Collection entries
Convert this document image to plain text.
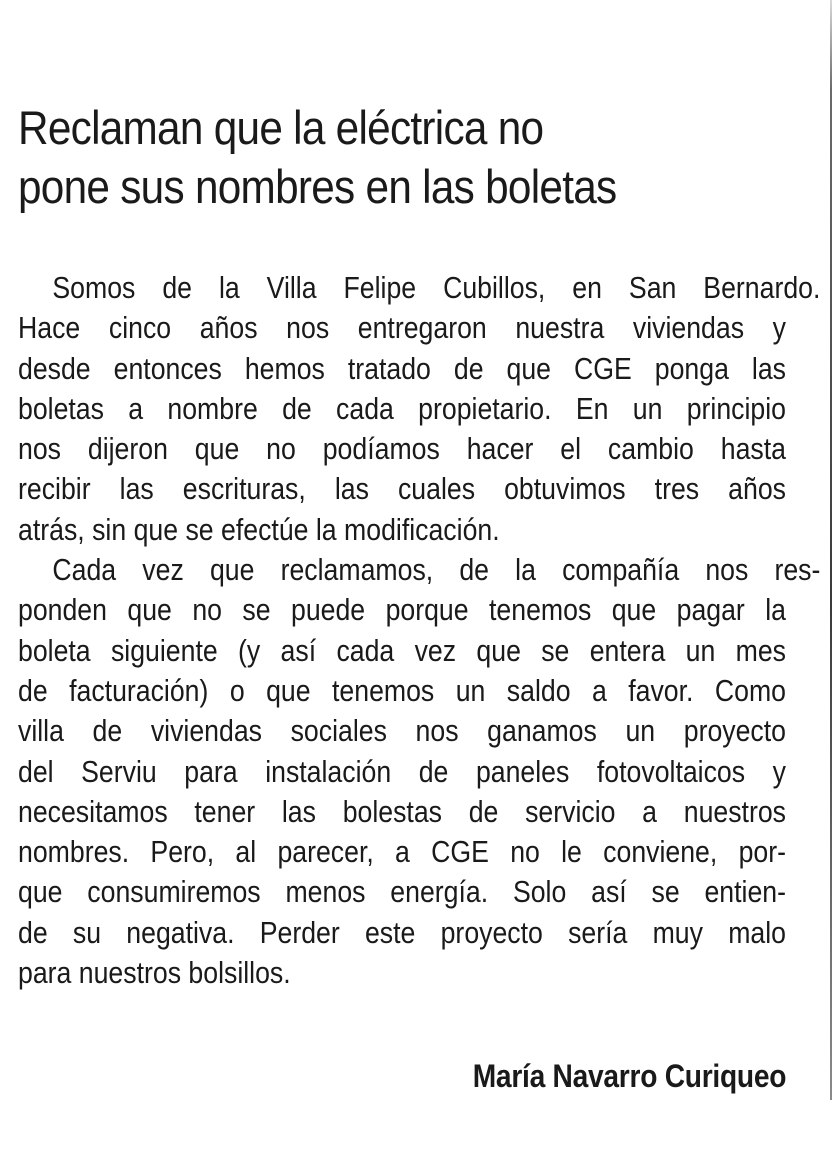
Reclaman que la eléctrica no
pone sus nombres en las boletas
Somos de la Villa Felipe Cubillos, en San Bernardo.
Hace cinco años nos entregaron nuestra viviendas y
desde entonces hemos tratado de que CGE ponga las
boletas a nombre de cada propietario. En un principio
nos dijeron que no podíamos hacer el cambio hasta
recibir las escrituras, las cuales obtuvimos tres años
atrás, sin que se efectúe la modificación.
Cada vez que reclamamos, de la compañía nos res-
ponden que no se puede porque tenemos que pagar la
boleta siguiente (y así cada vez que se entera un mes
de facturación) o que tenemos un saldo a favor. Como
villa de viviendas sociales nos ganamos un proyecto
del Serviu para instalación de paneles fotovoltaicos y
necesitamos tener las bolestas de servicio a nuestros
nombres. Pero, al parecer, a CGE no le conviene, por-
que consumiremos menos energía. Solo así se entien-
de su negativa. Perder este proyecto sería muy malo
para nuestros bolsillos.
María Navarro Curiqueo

● Task statement
Your task is to transcribe all of the records precisely, with no images included.

● Result for this task
Convert this document image to plain text.
Reclaman que la eléctrica no
pone sus nombres en las boletas
Somos de la Villa Felipe Cubillos, en San Bernardo.
Hace cinco años nos entregaron nuestra viviendas y
desde entonces hemos tratado de que CGE ponga las
boletas a nombre de cada propietario. En un principio
nos dijeron que no podíamos hacer el cambio hasta
recibir las escrituras, las cuales obtuvimos tres años
atrás, sin que se efectúe la modificación.
Cada vez que reclamamos, de la compañía nos res-
ponden que no se puede porque tenemos que pagar la
boleta siguiente (y así cada vez que se entera un mes
de facturación) o que tenemos un saldo a favor. Como
villa de viviendas sociales nos ganamos un proyecto
del Serviu para instalación de paneles fotovoltaicos y
necesitamos tener las bolestas de servicio a nuestros
nombres. Pero, al parecer, a CGE no le conviene, por-
que consumiremos menos energía. Solo así se entien-
de su negativa. Perder este proyecto sería muy malo
para nuestros bolsillos.
María Navarro Curiqueo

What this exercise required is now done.